───── DATA EXTRACT

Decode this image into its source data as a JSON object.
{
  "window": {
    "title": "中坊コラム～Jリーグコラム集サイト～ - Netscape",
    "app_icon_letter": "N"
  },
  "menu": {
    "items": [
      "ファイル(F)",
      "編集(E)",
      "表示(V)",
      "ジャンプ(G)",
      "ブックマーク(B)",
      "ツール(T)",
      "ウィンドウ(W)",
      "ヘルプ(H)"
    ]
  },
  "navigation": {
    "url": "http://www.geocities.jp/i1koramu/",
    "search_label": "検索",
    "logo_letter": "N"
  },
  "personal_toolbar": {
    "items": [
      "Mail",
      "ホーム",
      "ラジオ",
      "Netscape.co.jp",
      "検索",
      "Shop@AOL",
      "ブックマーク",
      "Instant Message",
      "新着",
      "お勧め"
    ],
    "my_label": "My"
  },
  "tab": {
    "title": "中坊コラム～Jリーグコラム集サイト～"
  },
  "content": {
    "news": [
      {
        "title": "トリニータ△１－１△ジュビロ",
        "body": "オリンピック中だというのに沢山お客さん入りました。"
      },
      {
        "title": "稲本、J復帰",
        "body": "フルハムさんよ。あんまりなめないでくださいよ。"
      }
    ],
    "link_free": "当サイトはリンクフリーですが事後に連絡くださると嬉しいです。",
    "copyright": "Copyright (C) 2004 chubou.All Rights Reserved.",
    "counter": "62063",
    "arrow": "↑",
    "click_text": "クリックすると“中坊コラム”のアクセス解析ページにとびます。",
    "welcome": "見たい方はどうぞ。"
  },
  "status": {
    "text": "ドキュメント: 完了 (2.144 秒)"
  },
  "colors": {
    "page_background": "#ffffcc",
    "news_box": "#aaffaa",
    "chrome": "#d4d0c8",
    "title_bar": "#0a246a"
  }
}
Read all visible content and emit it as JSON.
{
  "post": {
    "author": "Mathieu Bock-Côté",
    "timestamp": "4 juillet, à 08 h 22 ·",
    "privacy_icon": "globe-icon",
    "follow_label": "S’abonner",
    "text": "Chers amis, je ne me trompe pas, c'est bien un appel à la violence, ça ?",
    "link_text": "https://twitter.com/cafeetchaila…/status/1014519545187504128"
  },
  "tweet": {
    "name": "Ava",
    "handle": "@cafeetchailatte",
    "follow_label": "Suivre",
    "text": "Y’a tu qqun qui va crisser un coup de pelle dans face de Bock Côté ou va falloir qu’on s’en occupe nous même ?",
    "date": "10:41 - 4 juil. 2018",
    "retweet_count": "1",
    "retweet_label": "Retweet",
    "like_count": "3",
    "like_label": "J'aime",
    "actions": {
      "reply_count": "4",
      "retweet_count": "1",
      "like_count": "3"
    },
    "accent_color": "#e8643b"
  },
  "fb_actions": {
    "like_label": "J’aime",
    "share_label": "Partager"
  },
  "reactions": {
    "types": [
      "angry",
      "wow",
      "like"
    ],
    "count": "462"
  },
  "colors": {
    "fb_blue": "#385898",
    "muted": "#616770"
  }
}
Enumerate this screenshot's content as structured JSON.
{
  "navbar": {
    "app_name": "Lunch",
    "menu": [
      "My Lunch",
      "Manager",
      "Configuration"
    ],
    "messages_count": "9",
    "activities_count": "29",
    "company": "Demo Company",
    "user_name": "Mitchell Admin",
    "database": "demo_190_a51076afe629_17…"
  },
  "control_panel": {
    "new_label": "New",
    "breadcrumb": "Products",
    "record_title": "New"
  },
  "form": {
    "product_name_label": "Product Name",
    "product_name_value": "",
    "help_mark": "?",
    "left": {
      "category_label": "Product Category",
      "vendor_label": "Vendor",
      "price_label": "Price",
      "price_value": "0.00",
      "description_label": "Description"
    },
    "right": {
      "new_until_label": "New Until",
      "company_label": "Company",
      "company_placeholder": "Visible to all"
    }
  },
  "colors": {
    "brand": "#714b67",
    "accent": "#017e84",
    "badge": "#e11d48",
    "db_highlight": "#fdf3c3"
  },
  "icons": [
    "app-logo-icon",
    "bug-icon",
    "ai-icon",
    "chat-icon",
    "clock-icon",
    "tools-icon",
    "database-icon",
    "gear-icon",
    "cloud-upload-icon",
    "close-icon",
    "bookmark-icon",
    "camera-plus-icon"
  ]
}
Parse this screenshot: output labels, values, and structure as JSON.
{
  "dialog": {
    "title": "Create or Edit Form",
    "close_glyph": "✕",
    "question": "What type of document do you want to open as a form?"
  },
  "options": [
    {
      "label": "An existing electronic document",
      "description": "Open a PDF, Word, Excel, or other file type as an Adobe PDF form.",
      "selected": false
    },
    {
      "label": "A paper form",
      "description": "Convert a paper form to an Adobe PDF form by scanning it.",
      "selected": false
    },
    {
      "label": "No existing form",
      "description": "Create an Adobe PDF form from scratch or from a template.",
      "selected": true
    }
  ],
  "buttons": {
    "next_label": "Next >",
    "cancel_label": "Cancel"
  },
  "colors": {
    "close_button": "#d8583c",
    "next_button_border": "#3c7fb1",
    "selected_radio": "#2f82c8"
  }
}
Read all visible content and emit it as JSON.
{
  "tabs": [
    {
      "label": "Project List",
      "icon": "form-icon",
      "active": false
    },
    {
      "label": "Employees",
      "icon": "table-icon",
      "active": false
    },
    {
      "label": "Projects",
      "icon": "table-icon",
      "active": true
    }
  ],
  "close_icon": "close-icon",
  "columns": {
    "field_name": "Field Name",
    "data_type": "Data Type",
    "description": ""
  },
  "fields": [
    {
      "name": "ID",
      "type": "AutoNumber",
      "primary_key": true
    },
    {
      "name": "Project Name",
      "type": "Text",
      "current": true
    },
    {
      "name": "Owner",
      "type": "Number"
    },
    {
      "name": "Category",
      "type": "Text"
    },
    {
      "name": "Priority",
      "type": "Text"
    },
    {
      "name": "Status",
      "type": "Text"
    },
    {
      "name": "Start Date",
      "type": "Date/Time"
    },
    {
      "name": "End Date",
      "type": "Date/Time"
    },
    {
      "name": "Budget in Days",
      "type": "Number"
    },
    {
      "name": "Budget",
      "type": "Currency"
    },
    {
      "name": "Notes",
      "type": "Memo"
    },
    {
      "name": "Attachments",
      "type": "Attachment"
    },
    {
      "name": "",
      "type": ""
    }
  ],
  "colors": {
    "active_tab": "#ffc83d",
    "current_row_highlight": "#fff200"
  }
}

──────────

STATED GOAL
What is needed here is an exact reproduction of all the entries.

OUTPUT
Decode this image into its source data as a JSON object.
{
  "window": {
    "title": "中坊コラム～Jリーグコラム集サイト～ - Netscape",
    "app_icon_letter": "N"
  },
  "menu": {
    "items": [
      "ファイル(F)",
      "編集(E)",
      "表示(V)",
      "ジャンプ(G)",
      "ブックマーク(B)",
      "ツール(T)",
      "ウィンドウ(W)",
      "ヘルプ(H)"
    ]
  },
  "navigation": {
    "url": "http://www.geocities.jp/i1koramu/",
    "search_label": "検索",
    "logo_letter": "N"
  },
  "personal_toolbar": {
    "items": [
      "Mail",
      "ホーム",
      "ラジオ",
      "Netscape.co.jp",
      "検索",
      "Shop@AOL",
      "ブックマーク",
      "Instant Message",
      "新着",
      "お勧め"
    ],
    "my_label": "My"
  },
  "tab": {
    "title": "中坊コラム～Jリーグコラム集サイト～"
  },
  "content": {
    "news": [
      {
        "title": "トリニータ△１－１△ジュビロ",
        "body": "オリンピック中だというのに沢山お客さん入りました。"
      },
      {
        "title": "稲本、J復帰",
        "body": "フルハムさんよ。あんまりなめないでくださいよ。"
      }
    ],
    "link_free": "当サイトはリンクフリーですが事後に連絡くださると嬉しいです。",
    "copyright": "Copyright (C) 2004 chubou.All Rights Reserved.",
    "counter": "62063",
    "arrow": "↑",
    "click_text": "クリックすると“中坊コラム”のアクセス解析ページにとびます。",
    "welcome": "見たい方はどうぞ。"
  },
  "status": {
    "text": "ドキュメント: 完了 (2.144 秒)"
  },
  "colors": {
    "page_background": "#ffffcc",
    "news_box": "#aaffaa",
    "chrome": "#d4d0c8",
    "title_bar": "#0a246a"
  }
}
Read all visible content and emit it as JSON.
{
  "post": {
    "author": "Mathieu Bock-Côté",
    "timestamp": "4 juillet, à 08 h 22 ·",
    "privacy_icon": "globe-icon",
    "follow_label": "S’abonner",
    "text": "Chers amis, je ne me trompe pas, c'est bien un appel à la violence, ça ?",
    "link_text": "https://twitter.com/cafeetchaila…/status/1014519545187504128"
  },
  "tweet": {
    "name": "Ava",
    "handle": "@cafeetchailatte",
    "follow_label": "Suivre",
    "text": "Y’a tu qqun qui va crisser un coup de pelle dans face de Bock Côté ou va falloir qu’on s’en occupe nous même ?",
    "date": "10:41 - 4 juil. 2018",
    "retweet_count": "1",
    "retweet_label": "Retweet",
    "like_count": "3",
    "like_label": "J'aime",
    "actions": {
      "reply_count": "4",
      "retweet_count": "1",
      "like_count": "3"
    },
    "accent_color": "#e8643b"
  },
  "fb_actions": {
    "like_label": "J’aime",
    "share_label": "Partager"
  },
  "reactions": {
    "types": [
      "angry",
      "wow",
      "like"
    ],
    "count": "462"
  },
  "colors": {
    "fb_blue": "#385898",
    "muted": "#616770"
  }
}
Enumerate this screenshot's content as structured JSON.
{
  "navbar": {
    "app_name": "Lunch",
    "menu": [
      "My Lunch",
      "Manager",
      "Configuration"
    ],
    "messages_count": "9",
    "activities_count": "29",
    "company": "Demo Company",
    "user_name": "Mitchell Admin",
    "database": "demo_190_a51076afe629_17…"
  },
  "control_panel": {
    "new_label": "New",
    "breadcrumb": "Products",
    "record_title": "New"
  },
  "form": {
    "product_name_label": "Product Name",
    "product_name_value": "",
    "help_mark": "?",
    "left": {
      "category_label": "Product Category",
      "vendor_label": "Vendor",
      "price_label": "Price",
      "price_value": "0.00",
      "description_label": "Description"
    },
    "right": {
      "new_until_label": "New Until",
      "company_label": "Company",
      "company_placeholder": "Visible to all"
    }
  },
  "colors": {
    "brand": "#714b67",
    "accent": "#017e84",
    "badge": "#e11d48",
    "db_highlight": "#fdf3c3"
  },
  "icons": [
    "app-logo-icon",
    "bug-icon",
    "ai-icon",
    "chat-icon",
    "clock-icon",
    "tools-icon",
    "database-icon",
    "gear-icon",
    "cloud-upload-icon",
    "close-icon",
    "bookmark-icon",
    "camera-plus-icon"
  ]
}
Parse this screenshot: output labels, values, and structure as JSON.
{
  "dialog": {
    "title": "Create or Edit Form",
    "close_glyph": "✕",
    "question": "What type of document do you want to open as a form?"
  },
  "options": [
    {
      "label": "An existing electronic document",
      "description": "Open a PDF, Word, Excel, or other file type as an Adobe PDF form.",
      "selected": false
    },
    {
      "label": "A paper form",
      "description": "Convert a paper form to an Adobe PDF form by scanning it.",
      "selected": false
    },
    {
      "label": "No existing form",
      "description": "Create an Adobe PDF form from scratch or from a template.",
      "selected": true
    }
  ],
  "buttons": {
    "next_label": "Next >",
    "cancel_label": "Cancel"
  },
  "colors": {
    "close_button": "#d8583c",
    "next_button_border": "#3c7fb1",
    "selected_radio": "#2f82c8"
  }
}
Read all visible content and emit it as JSON.
{
  "tabs": [
    {
      "label": "Project List",
      "icon": "form-icon",
      "active": false
    },
    {
      "label": "Employees",
      "icon": "table-icon",
      "active": false
    },
    {
      "label": "Projects",
      "icon": "table-icon",
      "active": true
    }
  ],
  "close_icon": "close-icon",
  "columns": {
    "field_name": "Field Name",
    "data_type": "Data Type",
    "description": ""
  },
  "fields": [
    {
      "name": "ID",
      "type": "AutoNumber",
      "primary_key": true
    },
    {
      "name": "Project Name",
      "type": "Text",
      "current": true
    },
    {
      "name": "Owner",
      "type": "Number"
    },
    {
      "name": "Category",
      "type": "Text"
    },
    {
      "name": "Priority",
      "type": "Text"
    },
    {
      "name": "Status",
      "type": "Text"
    },
    {
      "name": "Start Date",
      "type": "Date/Time"
    },
    {
      "name": "End Date",
      "type": "Date/Time"
    },
    {
      "name": "Budget in Days",
      "type": "Number"
    },
    {
      "name": "Budget",
      "type": "Currency"
    },
    {
      "name": "Notes",
      "type": "Memo"
    },
    {
      "name": "Attachments",
      "type": "Attachment"
    },
    {
      "name": "",
      "type": ""
    }
  ],
  "colors": {
    "active_tab": "#ffc83d",
    "current_row_highlight": "#fff200"
  }
}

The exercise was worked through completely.